• STATED EXERCISE
Extract every line of the material below and reproduce it faithfully.

• THE RECORDS
^^^^^^^^^^^^^^^^
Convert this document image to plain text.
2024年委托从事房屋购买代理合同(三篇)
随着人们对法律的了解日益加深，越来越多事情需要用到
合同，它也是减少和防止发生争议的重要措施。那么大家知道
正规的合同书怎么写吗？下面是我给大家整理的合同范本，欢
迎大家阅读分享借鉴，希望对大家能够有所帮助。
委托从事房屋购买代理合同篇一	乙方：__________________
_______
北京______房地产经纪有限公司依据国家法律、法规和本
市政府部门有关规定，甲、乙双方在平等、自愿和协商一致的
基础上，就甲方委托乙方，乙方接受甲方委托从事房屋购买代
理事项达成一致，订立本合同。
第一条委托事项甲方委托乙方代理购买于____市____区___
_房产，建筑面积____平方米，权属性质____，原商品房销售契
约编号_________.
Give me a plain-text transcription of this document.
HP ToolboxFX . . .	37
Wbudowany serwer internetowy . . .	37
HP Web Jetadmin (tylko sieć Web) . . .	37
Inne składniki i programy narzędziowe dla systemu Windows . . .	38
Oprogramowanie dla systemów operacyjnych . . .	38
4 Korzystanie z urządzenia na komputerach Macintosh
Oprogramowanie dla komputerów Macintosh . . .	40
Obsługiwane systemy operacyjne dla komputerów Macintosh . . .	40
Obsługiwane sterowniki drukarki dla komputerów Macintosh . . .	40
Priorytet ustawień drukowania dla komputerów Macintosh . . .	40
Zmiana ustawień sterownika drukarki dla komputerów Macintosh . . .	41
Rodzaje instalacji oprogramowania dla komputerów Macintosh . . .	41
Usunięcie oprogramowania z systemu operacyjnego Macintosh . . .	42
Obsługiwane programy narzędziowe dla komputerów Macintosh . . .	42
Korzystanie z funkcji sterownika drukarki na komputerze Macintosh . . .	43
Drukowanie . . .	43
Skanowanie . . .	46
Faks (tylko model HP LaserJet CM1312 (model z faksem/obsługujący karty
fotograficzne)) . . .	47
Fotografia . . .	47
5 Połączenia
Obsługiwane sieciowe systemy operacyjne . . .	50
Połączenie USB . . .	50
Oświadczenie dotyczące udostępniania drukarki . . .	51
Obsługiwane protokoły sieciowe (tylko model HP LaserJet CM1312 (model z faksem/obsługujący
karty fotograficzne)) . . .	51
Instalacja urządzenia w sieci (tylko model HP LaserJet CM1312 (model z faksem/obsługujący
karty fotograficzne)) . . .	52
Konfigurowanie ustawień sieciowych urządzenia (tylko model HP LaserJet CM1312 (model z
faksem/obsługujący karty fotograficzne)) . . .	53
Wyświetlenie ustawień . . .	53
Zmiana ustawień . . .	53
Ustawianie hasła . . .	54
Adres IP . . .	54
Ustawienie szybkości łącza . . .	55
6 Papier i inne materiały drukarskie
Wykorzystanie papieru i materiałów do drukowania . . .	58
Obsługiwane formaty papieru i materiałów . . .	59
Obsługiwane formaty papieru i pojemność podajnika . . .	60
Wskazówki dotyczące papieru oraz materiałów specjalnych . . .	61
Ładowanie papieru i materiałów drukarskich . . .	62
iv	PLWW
^^^^^^^^^^^^^^^^
• REPLY TO THE TASK
Convert this document image to plain text.
2024年委托从事房屋购买代理合同(三篇)
随着人们对法律的了解日益加深，越来越多事情需要用到
合同，它也是减少和防止发生争议的重要措施。那么大家知道
正规的合同书怎么写吗？下面是我给大家整理的合同范本，欢
迎大家阅读分享借鉴，希望对大家能够有所帮助。
委托从事房屋购买代理合同篇一	乙方：__________________
_______
北京______房地产经纪有限公司依据国家法律、法规和本
市政府部门有关规定，甲、乙双方在平等、自愿和协商一致的
基础上，就甲方委托乙方，乙方接受甲方委托从事房屋购买代
理事项达成一致，订立本合同。
第一条委托事项甲方委托乙方代理购买于____市____区___
_房产，建筑面积____平方米，权属性质____，原商品房销售契
约编号_________.
Give me a plain-text transcription of this document.
HP ToolboxFX . . .	37
Wbudowany serwer internetowy . . .	37
HP Web Jetadmin (tylko sieć Web) . . .	37
Inne składniki i programy narzędziowe dla systemu Windows . . .	38
Oprogramowanie dla systemów operacyjnych . . .	38
4 Korzystanie z urządzenia na komputerach Macintosh
Oprogramowanie dla komputerów Macintosh . . .	40
Obsługiwane systemy operacyjne dla komputerów Macintosh . . .	40
Obsługiwane sterowniki drukarki dla komputerów Macintosh . . .	40
Priorytet ustawień drukowania dla komputerów Macintosh . . .	40
Zmiana ustawień sterownika drukarki dla komputerów Macintosh . . .	41
Rodzaje instalacji oprogramowania dla komputerów Macintosh . . .	41
Usunięcie oprogramowania z systemu operacyjnego Macintosh . . .	42
Obsługiwane programy narzędziowe dla komputerów Macintosh . . .	42
Korzystanie z funkcji sterownika drukarki na komputerze Macintosh . . .	43
Drukowanie . . .	43
Skanowanie . . .	46
Faks (tylko model HP LaserJet CM1312 (model z faksem/obsługujący karty
fotograficzne)) . . .	47
Fotografia . . .	47
5 Połączenia
Obsługiwane sieciowe systemy operacyjne . . .	50
Połączenie USB . . .	50
Oświadczenie dotyczące udostępniania drukarki . . .	51
Obsługiwane protokoły sieciowe (tylko model HP LaserJet CM1312 (model z faksem/obsługujący
karty fotograficzne)) . . .	51
Instalacja urządzenia w sieci (tylko model HP LaserJet CM1312 (model z faksem/obsługujący
karty fotograficzne)) . . .	52
Konfigurowanie ustawień sieciowych urządzenia (tylko model HP LaserJet CM1312 (model z
faksem/obsługujący karty fotograficzne)) . . .	53
Wyświetlenie ustawień . . .	53
Zmiana ustawień . . .	53
Ustawianie hasła . . .	54
Adres IP . . .	54
Ustawienie szybkości łącza . . .	55
6 Papier i inne materiały drukarskie
Wykorzystanie papieru i materiałów do drukowania . . .	58
Obsługiwane formaty papieru i materiałów . . .	59
Obsługiwane formaty papieru i pojemność podajnika . . .	60
Wskazówki dotyczące papieru oraz materiałów specjalnych . . .	61
Ładowanie papieru i materiałów drukarskich . . .	62
iv	PLWW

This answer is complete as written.